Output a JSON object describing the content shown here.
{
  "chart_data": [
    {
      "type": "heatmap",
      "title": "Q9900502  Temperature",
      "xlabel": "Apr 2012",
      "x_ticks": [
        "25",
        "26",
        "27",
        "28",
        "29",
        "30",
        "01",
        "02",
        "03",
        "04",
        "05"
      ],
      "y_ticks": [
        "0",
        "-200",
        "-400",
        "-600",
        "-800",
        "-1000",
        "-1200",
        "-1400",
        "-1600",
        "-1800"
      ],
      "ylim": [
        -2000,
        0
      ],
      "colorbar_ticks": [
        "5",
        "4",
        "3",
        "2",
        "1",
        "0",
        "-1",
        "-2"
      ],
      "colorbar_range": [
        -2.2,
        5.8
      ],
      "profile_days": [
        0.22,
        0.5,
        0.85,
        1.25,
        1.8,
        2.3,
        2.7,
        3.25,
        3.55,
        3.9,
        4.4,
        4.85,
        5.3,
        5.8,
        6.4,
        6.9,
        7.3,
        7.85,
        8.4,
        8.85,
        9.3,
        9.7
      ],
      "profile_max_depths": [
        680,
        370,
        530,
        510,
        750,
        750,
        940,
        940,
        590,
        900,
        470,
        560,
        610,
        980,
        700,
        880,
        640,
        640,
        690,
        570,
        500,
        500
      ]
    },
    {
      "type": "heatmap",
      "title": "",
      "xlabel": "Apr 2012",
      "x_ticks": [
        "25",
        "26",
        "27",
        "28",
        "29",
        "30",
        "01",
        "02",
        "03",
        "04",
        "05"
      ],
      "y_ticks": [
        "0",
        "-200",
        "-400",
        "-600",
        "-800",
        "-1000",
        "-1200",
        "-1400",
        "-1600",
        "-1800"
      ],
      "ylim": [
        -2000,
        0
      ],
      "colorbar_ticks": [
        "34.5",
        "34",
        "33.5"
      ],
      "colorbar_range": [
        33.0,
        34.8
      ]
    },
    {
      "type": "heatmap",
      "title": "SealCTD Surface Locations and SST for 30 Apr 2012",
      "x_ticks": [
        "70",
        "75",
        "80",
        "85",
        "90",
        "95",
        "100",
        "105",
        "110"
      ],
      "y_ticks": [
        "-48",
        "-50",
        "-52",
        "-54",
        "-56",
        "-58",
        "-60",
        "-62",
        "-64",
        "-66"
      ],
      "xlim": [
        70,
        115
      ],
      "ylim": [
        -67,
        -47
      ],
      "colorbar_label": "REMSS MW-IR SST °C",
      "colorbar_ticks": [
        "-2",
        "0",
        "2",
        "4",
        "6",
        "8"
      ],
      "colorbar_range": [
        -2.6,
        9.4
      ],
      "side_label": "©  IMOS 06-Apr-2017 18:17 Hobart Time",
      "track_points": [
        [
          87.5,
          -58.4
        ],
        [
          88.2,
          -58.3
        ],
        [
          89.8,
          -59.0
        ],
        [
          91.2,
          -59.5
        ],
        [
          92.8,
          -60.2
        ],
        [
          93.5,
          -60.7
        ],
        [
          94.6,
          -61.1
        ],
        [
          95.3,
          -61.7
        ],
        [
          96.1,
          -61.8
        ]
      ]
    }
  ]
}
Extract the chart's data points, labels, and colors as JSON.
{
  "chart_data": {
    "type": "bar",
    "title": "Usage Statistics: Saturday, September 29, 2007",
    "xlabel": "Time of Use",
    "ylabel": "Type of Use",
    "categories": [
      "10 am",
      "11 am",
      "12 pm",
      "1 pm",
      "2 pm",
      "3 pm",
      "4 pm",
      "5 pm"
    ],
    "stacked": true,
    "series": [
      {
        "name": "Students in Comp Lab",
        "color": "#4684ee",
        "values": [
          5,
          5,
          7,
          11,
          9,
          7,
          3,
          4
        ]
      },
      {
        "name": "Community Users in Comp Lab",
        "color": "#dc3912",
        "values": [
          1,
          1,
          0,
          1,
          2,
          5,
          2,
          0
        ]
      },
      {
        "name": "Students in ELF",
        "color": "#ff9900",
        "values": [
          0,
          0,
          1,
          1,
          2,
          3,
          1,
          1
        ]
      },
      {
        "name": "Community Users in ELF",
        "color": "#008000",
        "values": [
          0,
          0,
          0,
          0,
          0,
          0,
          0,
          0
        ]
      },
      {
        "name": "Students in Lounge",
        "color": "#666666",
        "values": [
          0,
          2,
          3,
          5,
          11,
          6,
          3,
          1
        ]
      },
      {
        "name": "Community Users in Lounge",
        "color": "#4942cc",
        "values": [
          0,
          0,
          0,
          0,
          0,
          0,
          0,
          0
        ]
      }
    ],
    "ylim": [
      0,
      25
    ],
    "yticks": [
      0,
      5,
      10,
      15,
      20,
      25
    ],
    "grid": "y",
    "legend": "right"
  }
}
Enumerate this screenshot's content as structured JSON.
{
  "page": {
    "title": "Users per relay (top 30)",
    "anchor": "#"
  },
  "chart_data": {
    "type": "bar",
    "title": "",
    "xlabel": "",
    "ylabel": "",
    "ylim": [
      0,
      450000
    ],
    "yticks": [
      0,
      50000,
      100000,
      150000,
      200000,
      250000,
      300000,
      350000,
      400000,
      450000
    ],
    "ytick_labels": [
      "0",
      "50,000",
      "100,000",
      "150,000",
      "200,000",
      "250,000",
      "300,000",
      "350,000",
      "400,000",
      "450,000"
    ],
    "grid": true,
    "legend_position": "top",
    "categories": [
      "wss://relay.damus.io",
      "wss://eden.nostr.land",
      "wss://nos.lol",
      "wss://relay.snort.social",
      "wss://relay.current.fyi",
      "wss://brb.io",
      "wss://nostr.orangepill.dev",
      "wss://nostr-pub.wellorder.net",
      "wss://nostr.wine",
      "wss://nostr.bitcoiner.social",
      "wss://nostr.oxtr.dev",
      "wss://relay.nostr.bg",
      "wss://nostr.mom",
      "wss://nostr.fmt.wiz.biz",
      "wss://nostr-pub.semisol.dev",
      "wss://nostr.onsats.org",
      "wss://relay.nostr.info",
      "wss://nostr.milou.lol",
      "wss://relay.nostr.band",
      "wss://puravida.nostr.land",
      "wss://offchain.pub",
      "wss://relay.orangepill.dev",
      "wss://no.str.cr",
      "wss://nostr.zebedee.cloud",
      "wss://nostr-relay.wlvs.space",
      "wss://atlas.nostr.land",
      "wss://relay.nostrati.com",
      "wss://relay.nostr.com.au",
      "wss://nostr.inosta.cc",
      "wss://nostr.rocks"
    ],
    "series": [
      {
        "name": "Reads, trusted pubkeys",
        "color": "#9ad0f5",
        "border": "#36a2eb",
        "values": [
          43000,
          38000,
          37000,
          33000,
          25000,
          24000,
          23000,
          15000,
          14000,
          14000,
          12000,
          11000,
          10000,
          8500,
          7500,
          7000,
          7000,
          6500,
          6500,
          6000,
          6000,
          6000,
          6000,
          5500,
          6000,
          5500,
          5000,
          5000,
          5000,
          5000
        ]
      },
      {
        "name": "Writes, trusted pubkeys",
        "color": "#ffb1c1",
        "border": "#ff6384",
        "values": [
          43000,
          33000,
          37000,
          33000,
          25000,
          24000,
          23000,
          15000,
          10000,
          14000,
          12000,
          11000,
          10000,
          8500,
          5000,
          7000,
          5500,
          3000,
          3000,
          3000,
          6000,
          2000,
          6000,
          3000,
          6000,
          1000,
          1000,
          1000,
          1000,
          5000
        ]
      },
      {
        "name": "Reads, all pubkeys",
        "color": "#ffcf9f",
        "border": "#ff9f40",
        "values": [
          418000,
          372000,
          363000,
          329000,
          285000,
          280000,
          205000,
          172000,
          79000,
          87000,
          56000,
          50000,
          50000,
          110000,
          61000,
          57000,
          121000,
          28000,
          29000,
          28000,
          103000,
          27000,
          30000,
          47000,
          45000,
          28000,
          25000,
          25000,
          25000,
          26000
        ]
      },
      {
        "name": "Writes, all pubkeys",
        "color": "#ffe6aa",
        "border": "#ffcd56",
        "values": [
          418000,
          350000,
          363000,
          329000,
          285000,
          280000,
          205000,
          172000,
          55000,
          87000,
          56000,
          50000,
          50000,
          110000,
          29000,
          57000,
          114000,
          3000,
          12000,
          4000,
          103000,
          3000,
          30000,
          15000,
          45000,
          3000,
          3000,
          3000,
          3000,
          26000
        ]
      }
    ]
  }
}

◆ ◆ ◆ ◆ ◆ ◆ ◆

WORK REQUIRED:
Using the entries above, return each line that includes the word "Users".

WRITTEN ANSWER:
        "name": "Community Users in Comp Lab",
        "name": "Community Users in ELF",
        "name": "Community Users in Lounge",
    "title": "Users per relay (top 30)",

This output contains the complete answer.